> [WORK INSTRUCTIONS]
**1.** In the Dolors Montserrat biography below, which constituency did she represent as a member of the Congress of Deputies?
**2.** Write the next part of the Dolors Montserrat biography below, continuing after its last sentence.

> [EXTRACT PROVIDED]

┌────────

Third Vice President of the Congress
- In office 13 December 2011 – 13 January 2016
- President: Jesús Posada
- Preceded by: Jorge Fernández Díaz
- Succeeded by: Gloria Elizo

Member of the Congress of Deputies
- In office 1 March 2008 – 21 May 2019
- Constituency: Barcelona

Personal details
- Born: Dolors Montserrat i Montserrat 18 September 1973 (age 52) Sant Sadurní d'Anoia, Spain
- Party: People's Party
- Alma mater: Abat Oliba CEU University ESADE University of Barcelona

= Dolors Montserrat =

Spanish lawyer and politician

Dolors Montserrat i Montserrat (/ca/; born 18 September 1973) is a Spanish lawyer and politician who serves as Member of the European Parliament. Previously, she served as Minister of Health, Social Services and Equality of Spain from 2016 to 2018, when a vote of no-confidence against Mariano Rajoy ousted the government.

In addition, Montserrat has also been Member of the Congress of Deputies in the Cortes Generales between 2008 and 2019 by Barcelona. She is the daughter of the businesswoman, and also politician of the People's Party, Dolors Montserrat i Culleré.

During the 2025 EPP congress in Valencia, she was elected as the First female Secretary-general of the European People's Party

==Early life and education==
Montserrat studied in her hometown, although she finished her pre-university studies in the United States. She later obtained a law degree from the Abat Oliva CEU University in Barcelona and she obtained a master's degree from the School of Law Practice of the Bar Association of Barcelona and since 1997 she has specialized in urban, real estate and environmental law. She also carried out a Community Agrarian Law Program taught by the University of Ferrara (Italy), a postgraduate degree in Urban and Real Estate Law from Pompeu Fabra University, a postgraduate course in Mediation and Negotiation from the University of Barcelona, a Real Estate Law program and urban planning provided by ESADE and a program of management of real estate companies taught by IESE.

└────────

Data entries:
┌────────

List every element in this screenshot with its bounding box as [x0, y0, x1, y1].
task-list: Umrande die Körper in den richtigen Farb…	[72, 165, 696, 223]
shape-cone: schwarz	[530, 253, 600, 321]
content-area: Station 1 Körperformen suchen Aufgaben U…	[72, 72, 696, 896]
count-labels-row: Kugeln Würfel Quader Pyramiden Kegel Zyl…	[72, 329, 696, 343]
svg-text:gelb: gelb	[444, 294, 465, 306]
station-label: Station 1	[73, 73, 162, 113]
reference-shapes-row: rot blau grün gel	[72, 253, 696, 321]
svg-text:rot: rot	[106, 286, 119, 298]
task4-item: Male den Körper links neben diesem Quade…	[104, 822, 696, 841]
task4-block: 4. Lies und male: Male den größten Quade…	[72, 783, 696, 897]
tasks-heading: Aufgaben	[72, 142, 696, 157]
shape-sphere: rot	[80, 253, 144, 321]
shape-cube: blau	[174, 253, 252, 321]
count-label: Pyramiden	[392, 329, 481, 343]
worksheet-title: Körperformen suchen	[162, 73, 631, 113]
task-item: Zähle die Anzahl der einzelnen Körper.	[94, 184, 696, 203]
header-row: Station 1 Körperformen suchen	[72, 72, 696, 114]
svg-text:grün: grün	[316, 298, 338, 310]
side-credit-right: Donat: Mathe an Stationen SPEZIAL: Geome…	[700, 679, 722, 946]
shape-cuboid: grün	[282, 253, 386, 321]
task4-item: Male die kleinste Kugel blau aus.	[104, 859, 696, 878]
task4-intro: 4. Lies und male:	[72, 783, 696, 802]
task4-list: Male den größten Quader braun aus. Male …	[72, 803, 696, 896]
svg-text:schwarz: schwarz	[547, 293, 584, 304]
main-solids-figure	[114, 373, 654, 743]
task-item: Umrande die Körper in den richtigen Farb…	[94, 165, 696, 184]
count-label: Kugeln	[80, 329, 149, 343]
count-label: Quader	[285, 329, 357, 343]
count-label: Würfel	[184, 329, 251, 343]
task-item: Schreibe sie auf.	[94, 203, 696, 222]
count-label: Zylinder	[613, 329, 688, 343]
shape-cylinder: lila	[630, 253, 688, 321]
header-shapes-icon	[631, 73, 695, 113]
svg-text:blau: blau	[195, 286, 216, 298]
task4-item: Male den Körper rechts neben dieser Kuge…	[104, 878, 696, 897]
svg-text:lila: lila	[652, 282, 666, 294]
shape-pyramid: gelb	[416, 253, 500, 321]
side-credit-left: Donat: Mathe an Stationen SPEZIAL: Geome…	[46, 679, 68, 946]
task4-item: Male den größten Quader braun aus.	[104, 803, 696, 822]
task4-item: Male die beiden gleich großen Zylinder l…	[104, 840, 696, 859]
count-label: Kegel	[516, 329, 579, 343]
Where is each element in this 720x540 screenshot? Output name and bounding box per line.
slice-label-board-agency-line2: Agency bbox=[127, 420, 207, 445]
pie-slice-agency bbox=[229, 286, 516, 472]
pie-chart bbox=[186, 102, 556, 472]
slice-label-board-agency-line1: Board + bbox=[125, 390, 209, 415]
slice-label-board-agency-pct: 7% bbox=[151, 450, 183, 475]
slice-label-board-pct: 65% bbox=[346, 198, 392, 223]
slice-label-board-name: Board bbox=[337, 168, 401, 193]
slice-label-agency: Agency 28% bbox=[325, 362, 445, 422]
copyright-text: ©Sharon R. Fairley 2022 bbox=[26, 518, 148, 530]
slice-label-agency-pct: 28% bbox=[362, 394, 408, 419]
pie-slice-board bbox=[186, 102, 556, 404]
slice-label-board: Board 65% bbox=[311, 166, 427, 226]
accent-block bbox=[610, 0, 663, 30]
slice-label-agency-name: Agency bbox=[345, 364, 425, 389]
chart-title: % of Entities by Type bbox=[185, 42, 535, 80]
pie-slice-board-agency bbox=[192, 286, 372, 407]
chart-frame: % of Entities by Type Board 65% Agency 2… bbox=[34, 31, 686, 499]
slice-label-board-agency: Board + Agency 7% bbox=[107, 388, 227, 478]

└────────

> [TASK ANSWERS]
**1.** Barcelona

**2.**
==Political career==
===Career in national politics===
Montserrat has been regent and spokesperson of the People's Party in Sant Sadurní d'Anoia City Council since 2007, member of the executive committee of the PP of Catalonia and deputy for the province of Barcelona to the Spanish general election of 2008 and 2011. In the 10th legislature occupied, between 2011 and 2016, the third vice presidency of the Congress of the Deputies.

In May 2012, Montserrat acceded to the Deputy Secretariat for Organization and Social Action of the PP of Catalonia, in the remodeling of the leadership resulting from its 13th Congress.

Montserrat has been president of the Board of Young Cofrades of Cava of Sant Sadurní d'Anoia.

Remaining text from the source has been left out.